## WHAT THIS TASK INVOLVES:
Please work out how many lines in the material contain "bolt" and give only that figure.

## MATERIAL PROVIDED:
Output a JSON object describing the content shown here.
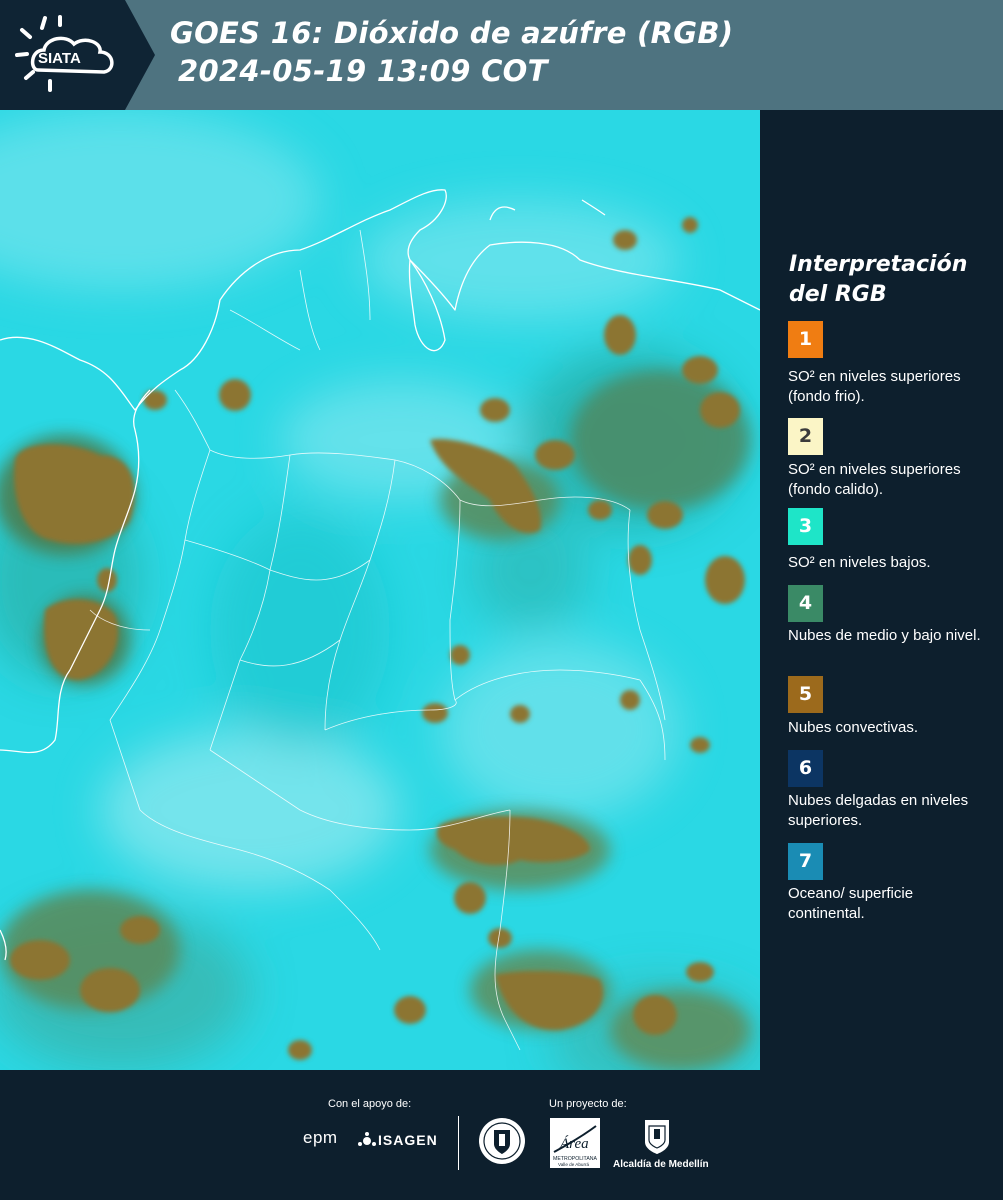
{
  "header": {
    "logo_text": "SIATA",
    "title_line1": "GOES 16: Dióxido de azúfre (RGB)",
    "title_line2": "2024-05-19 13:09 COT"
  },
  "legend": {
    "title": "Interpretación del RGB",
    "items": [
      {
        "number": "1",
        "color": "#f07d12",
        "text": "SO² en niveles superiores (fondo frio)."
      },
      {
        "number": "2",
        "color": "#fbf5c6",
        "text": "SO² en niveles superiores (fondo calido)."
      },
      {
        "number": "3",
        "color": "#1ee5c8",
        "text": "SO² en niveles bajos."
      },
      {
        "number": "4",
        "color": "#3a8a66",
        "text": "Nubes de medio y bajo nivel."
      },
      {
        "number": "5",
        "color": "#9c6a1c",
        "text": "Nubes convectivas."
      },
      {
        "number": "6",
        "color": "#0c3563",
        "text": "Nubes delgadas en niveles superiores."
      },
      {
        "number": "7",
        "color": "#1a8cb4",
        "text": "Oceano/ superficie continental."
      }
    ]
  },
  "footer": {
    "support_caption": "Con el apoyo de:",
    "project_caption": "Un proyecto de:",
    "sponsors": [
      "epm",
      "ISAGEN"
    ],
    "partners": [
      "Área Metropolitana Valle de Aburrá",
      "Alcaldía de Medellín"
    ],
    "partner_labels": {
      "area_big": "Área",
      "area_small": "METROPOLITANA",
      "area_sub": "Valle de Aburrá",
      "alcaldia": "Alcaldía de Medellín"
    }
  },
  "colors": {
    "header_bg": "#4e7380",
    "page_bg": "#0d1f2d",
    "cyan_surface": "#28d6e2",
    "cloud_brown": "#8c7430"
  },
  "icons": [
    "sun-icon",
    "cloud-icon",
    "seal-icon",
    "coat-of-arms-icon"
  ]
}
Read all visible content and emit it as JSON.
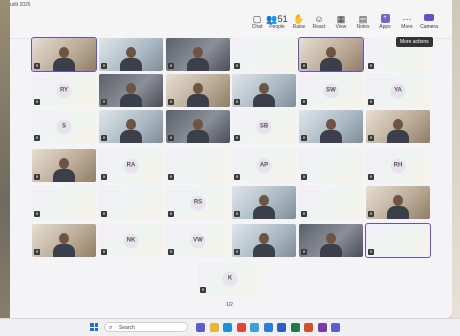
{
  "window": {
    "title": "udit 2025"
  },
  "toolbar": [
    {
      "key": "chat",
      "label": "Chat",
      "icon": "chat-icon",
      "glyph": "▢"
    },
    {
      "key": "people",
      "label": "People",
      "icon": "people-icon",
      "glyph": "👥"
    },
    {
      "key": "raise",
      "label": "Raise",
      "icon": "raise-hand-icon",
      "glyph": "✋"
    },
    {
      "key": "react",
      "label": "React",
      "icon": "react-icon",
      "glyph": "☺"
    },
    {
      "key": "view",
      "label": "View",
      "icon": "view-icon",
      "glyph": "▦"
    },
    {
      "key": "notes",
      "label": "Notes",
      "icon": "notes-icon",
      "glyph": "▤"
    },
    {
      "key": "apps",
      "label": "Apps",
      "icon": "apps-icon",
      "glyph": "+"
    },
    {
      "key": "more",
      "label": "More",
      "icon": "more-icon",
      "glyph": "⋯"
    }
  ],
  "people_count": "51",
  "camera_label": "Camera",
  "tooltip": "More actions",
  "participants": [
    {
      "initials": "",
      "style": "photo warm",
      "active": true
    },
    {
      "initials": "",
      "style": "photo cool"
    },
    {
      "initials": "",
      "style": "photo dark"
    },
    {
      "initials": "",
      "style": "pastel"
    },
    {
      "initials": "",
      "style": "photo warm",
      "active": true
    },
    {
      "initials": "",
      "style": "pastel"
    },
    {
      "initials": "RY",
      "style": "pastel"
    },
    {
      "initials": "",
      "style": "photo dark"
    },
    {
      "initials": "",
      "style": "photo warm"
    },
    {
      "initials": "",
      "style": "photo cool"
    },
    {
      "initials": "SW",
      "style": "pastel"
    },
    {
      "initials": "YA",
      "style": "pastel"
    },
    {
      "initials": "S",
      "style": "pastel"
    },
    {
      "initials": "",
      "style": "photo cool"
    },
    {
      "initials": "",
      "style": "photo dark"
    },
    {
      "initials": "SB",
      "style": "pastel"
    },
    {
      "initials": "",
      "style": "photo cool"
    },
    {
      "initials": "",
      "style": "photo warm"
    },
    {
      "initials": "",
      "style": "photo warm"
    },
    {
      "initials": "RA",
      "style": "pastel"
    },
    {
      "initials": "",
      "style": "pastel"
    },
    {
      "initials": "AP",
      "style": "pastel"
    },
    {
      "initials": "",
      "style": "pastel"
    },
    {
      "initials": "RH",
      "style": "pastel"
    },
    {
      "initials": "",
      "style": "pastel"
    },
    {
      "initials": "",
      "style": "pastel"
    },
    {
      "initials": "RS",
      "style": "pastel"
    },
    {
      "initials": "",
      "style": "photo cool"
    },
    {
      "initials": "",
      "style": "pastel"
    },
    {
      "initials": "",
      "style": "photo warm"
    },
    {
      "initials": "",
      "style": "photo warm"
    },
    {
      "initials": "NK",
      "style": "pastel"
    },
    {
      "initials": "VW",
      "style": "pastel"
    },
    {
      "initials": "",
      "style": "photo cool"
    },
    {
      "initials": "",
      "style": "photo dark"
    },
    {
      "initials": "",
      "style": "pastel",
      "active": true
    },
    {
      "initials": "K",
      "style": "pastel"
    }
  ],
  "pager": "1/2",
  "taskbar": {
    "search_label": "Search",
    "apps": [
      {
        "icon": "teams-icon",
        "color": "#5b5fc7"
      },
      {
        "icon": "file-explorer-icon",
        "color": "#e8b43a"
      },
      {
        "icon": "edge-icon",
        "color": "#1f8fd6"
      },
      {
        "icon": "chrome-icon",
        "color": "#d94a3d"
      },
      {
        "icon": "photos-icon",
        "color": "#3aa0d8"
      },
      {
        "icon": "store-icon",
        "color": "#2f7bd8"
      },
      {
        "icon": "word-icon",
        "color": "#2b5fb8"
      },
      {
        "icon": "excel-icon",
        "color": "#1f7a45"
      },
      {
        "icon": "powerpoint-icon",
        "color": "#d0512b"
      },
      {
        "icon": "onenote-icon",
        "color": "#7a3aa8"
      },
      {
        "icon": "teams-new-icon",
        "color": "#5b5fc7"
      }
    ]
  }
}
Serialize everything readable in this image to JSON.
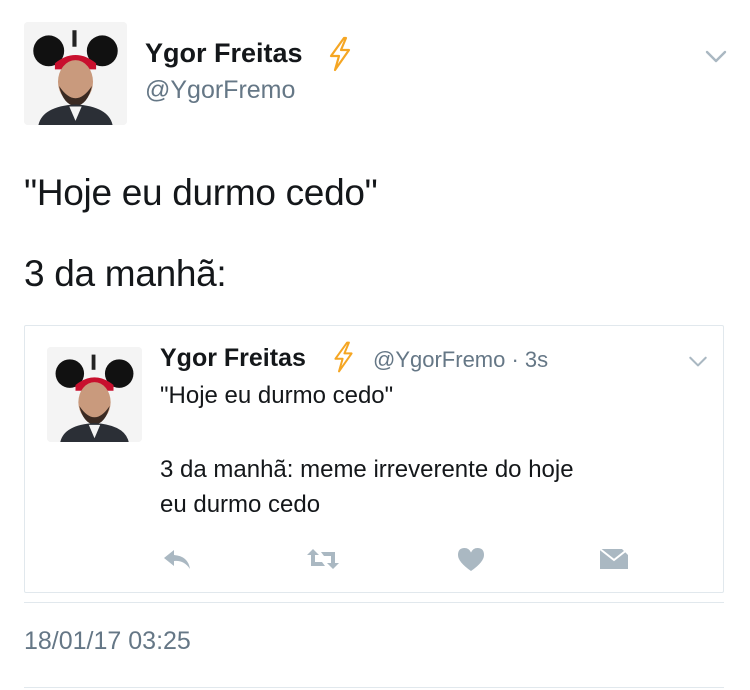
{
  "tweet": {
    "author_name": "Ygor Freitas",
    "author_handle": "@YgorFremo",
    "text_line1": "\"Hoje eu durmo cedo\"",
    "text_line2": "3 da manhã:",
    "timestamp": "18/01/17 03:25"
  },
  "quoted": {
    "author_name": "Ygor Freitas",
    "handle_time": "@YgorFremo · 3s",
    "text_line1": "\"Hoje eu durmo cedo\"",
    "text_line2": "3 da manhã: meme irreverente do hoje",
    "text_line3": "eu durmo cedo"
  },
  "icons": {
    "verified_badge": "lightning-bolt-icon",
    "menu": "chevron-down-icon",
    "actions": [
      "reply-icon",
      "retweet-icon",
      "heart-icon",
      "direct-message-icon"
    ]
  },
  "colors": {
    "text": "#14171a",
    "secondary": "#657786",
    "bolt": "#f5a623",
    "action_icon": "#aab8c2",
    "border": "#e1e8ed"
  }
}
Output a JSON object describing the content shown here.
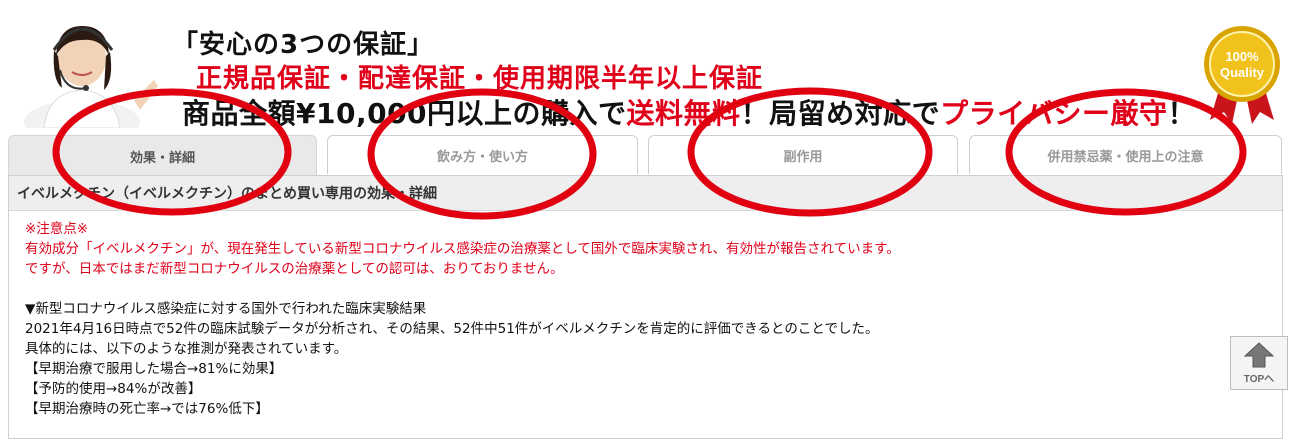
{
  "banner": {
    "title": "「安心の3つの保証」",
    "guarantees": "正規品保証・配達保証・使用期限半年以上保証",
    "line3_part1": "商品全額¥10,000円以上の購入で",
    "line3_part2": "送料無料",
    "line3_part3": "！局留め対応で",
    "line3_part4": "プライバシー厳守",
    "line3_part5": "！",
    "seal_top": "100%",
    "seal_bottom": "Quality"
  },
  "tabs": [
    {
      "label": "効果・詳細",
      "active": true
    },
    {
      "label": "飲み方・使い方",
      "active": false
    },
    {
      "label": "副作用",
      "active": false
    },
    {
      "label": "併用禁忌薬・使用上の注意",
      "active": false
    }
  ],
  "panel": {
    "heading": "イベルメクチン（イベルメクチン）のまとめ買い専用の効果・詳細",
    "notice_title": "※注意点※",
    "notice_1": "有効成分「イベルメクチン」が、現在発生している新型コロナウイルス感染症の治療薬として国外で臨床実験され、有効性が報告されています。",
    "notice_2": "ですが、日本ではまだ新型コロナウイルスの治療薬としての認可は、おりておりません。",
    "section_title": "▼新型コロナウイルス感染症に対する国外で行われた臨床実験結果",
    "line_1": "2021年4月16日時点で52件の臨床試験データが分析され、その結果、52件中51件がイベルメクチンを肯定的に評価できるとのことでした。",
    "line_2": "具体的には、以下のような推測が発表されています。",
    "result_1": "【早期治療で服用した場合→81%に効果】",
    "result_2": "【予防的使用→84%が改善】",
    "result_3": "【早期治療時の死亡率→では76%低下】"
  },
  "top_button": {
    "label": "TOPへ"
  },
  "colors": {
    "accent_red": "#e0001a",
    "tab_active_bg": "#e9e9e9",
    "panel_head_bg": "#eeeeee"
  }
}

## SOLUTION TO THIS EXERCISE:
2